| STATED TASK |
Where the word "JSON" occurs in a line, return that line.

○ ○ ○ ○ ○ ○ ○

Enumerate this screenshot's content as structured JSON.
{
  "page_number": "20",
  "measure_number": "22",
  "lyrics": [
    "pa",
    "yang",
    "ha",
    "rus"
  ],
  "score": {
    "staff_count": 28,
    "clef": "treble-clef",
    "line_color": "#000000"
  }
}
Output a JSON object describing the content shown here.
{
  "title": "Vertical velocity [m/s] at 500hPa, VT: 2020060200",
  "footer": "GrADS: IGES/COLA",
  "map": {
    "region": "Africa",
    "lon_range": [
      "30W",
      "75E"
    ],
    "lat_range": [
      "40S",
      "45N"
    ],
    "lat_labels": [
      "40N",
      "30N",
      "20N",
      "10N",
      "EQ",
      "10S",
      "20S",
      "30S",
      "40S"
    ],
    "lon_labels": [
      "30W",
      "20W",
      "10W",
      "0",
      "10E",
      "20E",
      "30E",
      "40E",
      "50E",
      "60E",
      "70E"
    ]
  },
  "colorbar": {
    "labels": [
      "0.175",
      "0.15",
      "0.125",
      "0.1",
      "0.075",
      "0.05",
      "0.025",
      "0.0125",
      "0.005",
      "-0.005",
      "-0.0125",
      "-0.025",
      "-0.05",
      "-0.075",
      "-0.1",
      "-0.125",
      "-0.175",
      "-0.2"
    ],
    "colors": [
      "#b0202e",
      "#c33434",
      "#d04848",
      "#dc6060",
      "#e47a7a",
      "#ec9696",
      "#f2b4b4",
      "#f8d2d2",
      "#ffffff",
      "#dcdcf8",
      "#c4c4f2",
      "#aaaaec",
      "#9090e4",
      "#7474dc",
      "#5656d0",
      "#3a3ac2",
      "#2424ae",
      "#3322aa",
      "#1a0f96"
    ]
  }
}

○ ○ ○ ○ ○ ○ ○

| ANSWER FOR THIS EXERCISE |
Enumerate this screenshot's content as structured JSON.
Output a JSON object describing the content shown here.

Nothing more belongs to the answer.